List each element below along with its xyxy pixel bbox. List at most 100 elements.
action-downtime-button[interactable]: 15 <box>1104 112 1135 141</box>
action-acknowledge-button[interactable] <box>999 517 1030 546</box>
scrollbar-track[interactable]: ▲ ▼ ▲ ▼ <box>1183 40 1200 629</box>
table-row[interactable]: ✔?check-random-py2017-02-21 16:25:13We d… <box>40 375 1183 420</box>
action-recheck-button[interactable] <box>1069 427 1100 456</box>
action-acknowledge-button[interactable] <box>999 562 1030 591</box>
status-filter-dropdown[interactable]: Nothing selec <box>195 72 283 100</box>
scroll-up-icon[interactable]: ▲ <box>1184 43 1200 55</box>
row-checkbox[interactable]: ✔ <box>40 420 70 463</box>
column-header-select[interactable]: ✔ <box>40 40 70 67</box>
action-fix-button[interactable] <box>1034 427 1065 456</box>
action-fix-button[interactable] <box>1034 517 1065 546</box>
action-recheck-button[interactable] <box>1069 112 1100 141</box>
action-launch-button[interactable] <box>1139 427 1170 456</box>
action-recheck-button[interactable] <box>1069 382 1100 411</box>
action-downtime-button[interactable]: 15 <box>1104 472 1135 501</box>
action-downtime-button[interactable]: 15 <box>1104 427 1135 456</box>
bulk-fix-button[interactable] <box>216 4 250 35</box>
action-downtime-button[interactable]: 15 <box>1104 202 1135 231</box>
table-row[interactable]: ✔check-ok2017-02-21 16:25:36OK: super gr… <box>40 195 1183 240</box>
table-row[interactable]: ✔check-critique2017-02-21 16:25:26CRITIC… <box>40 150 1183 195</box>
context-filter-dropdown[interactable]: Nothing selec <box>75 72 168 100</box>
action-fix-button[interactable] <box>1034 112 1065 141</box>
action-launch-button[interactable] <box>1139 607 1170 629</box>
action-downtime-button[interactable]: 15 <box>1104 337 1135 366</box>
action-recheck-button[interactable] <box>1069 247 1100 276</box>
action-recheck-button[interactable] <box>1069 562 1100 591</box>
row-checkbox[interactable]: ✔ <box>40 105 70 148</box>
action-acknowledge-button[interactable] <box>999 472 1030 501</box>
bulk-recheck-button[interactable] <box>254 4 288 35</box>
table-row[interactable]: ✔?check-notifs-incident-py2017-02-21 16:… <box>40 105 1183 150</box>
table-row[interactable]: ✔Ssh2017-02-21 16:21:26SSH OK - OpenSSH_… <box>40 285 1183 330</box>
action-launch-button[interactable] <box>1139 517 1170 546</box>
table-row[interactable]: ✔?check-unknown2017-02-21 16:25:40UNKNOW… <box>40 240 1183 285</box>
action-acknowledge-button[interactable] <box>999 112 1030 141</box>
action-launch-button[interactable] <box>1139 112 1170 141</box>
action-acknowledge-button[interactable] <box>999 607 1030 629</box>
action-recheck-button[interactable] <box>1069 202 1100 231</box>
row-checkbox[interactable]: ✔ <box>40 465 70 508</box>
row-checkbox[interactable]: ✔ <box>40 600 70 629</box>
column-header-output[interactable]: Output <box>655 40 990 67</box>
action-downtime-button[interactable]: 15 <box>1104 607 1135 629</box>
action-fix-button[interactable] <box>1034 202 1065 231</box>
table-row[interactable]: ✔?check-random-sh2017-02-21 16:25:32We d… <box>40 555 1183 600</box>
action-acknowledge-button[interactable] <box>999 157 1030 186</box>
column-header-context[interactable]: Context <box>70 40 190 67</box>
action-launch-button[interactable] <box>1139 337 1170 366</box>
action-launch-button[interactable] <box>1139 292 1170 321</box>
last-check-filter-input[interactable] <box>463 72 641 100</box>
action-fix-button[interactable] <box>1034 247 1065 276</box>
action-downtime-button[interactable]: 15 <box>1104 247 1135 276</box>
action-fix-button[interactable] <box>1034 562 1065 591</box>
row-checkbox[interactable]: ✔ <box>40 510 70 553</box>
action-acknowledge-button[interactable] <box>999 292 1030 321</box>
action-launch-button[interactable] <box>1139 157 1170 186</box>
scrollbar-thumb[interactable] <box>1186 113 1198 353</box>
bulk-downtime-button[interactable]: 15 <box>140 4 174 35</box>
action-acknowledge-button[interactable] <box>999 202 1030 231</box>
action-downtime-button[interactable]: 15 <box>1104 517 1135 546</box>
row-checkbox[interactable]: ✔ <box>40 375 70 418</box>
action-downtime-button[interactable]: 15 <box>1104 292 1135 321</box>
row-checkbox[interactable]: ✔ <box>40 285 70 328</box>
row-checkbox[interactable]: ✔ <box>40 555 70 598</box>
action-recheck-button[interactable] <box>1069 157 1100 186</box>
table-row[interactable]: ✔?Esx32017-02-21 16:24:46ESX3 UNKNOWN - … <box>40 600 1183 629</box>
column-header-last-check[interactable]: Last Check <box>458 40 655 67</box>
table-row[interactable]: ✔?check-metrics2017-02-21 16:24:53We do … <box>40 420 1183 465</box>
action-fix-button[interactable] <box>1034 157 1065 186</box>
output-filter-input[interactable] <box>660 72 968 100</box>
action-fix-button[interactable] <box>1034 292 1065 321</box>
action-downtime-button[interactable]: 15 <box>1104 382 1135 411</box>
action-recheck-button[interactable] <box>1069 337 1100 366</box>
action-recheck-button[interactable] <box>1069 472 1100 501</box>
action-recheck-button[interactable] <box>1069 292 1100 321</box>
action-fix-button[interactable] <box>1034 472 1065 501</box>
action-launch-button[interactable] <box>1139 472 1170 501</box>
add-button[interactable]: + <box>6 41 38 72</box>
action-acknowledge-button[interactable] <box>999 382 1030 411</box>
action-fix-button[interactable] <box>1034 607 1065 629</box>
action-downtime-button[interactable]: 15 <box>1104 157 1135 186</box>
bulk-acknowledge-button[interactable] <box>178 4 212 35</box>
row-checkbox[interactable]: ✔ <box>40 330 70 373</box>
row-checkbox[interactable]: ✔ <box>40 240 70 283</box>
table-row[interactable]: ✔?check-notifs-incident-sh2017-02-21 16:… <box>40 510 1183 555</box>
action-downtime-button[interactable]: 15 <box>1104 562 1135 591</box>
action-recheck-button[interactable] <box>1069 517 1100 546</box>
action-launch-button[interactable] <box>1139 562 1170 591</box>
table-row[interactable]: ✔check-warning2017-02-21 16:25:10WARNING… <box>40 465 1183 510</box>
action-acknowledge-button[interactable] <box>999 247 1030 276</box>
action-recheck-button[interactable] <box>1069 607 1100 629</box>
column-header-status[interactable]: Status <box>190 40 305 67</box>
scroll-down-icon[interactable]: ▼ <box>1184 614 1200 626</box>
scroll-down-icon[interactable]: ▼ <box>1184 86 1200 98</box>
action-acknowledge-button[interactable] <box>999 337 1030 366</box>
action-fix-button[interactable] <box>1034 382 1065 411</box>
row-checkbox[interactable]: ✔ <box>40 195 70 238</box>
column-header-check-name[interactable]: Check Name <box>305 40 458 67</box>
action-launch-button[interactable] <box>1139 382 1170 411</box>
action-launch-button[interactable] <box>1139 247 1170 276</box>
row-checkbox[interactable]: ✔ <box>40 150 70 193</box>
====
- _Short exercise_: Copy the listing above word for word, from its first line through the line containing "action-downtime-button[interactable]: 15 <box>1104 427", including that line.

- _Solution_:
List each element below along with its xyxy pixel bbox. List at most 100 elements.
action-downtime-button[interactable]: 15 <box>1104 112 1135 141</box>
action-acknowledge-button[interactable] <box>999 517 1030 546</box>
scrollbar-track[interactable]: ▲ ▼ ▲ ▼ <box>1183 40 1200 629</box>
table-row[interactable]: ✔?check-random-py2017-02-21 16:25:13We d… <box>40 375 1183 420</box>
action-recheck-button[interactable] <box>1069 427 1100 456</box>
action-acknowledge-button[interactable] <box>999 562 1030 591</box>
status-filter-dropdown[interactable]: Nothing selec <box>195 72 283 100</box>
scroll-up-icon[interactable]: ▲ <box>1184 43 1200 55</box>
row-checkbox[interactable]: ✔ <box>40 420 70 463</box>
column-header-select[interactable]: ✔ <box>40 40 70 67</box>
action-fix-button[interactable] <box>1034 427 1065 456</box>
action-fix-button[interactable] <box>1034 517 1065 546</box>
action-recheck-button[interactable] <box>1069 112 1100 141</box>
action-launch-button[interactable] <box>1139 427 1170 456</box>
action-recheck-button[interactable] <box>1069 382 1100 411</box>
action-downtime-button[interactable]: 15 <box>1104 472 1135 501</box>
action-downtime-button[interactable]: 15 <box>1104 427 1135 456</box>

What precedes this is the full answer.